### Do this
Write out all the material exactly. Leave nothing out.

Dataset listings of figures
----------------------------------------
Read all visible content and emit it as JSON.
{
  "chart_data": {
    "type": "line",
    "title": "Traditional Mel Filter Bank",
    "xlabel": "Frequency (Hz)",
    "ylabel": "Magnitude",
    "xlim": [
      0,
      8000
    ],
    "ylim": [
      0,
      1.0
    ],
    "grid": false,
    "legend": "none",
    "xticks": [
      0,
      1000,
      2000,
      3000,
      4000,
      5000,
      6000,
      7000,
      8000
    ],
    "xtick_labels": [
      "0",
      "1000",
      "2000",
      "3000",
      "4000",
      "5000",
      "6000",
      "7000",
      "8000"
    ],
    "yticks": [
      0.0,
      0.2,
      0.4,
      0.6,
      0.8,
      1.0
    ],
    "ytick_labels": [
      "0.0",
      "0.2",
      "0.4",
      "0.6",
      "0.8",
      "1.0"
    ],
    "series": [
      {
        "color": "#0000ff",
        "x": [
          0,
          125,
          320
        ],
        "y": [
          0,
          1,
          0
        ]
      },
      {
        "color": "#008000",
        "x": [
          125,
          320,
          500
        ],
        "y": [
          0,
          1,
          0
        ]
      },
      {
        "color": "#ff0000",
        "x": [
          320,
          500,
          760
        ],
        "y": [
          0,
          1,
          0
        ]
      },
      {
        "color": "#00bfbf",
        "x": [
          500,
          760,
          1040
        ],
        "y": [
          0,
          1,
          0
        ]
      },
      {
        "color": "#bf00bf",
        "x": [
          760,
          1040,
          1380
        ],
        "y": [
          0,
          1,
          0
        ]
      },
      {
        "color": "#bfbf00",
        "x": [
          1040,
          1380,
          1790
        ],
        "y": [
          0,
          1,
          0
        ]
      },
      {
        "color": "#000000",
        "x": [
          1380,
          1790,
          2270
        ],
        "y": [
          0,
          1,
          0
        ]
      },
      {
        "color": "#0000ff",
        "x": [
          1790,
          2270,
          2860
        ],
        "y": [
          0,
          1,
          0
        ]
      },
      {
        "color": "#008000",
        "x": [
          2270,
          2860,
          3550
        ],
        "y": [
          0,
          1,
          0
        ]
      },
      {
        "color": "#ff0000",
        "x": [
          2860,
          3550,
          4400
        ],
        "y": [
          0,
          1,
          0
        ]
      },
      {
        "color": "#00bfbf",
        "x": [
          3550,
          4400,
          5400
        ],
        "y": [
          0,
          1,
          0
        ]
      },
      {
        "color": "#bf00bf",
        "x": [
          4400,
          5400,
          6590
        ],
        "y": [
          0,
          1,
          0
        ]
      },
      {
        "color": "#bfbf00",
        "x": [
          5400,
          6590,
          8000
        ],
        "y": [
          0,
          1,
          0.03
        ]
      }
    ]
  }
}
----------------------------------------
### Reply
Read all visible content and emit it as JSON.
{
  "chart_data": {
    "type": "line",
    "title": "Traditional Mel Filter Bank",
    "xlabel": "Frequency (Hz)",
    "ylabel": "Magnitude",
    "xlim": [
      0,
      8000
    ],
    "ylim": [
      0,
      1.0
    ],
    "grid": false,
    "legend": "none",
    "xticks": [
      0,
      1000,
      2000,
      3000,
      4000,
      5000,
      6000,
      7000,
      8000
    ],
    "xtick_labels": [
      "0",
      "1000",
      "2000",
      "3000",
      "4000",
      "5000",
      "6000",
      "7000",
      "8000"
    ],
    "yticks": [
      0.0,
      0.2,
      0.4,
      0.6,
      0.8,
      1.0
    ],
    "ytick_labels": [
      "0.0",
      "0.2",
      "0.4",
      "0.6",
      "0.8",
      "1.0"
    ],
    "series": [
      {
        "color": "#0000ff",
        "x": [
          0,
          125,
          320
        ],
        "y": [
          0,
          1,
          0
        ]
      },
      {
        "color": "#008000",
        "x": [
          125,
          320,
          500
        ],
        "y": [
          0,
          1,
          0
        ]
      },
      {
        "color": "#ff0000",
        "x": [
          320,
          500,
          760
        ],
        "y": [
          0,
          1,
          0
        ]
      },
      {
        "color": "#00bfbf",
        "x": [
          500,
          760,
          1040
        ],
        "y": [
          0,
          1,
          0
        ]
      },
      {
        "color": "#bf00bf",
        "x": [
          760,
          1040,
          1380
        ],
        "y": [
          0,
          1,
          0
        ]
      },
      {
        "color": "#bfbf00",
        "x": [
          1040,
          1380,
          1790
        ],
        "y": [
          0,
          1,
          0
        ]
      },
      {
        "color": "#000000",
        "x": [
          1380,
          1790,
          2270
        ],
        "y": [
          0,
          1,
          0
        ]
      },
      {
        "color": "#0000ff",
        "x": [
          1790,
          2270,
          2860
        ],
        "y": [
          0,
          1,
          0
        ]
      },
      {
        "color": "#008000",
        "x": [
          2270,
          2860,
          3550
        ],
        "y": [
          0,
          1,
          0
        ]
      },
      {
        "color": "#ff0000",
        "x": [
          2860,
          3550,
          4400
        ],
        "y": [
          0,
          1,
          0
        ]
      },
      {
        "color": "#00bfbf",
        "x": [
          3550,
          4400,
          5400
        ],
        "y": [
          0,
          1,
          0
        ]
      },
      {
        "color": "#bf00bf",
        "x": [
          4400,
          5400,
          6590
        ],
        "y": [
          0,
          1,
          0
        ]
      },
      {
        "color": "#bfbf00",
        "x": [
          5400,
          6590,
          8000
        ],
        "y": [
          0,
          1,
          0.03
        ]
      }
    ]
  }
}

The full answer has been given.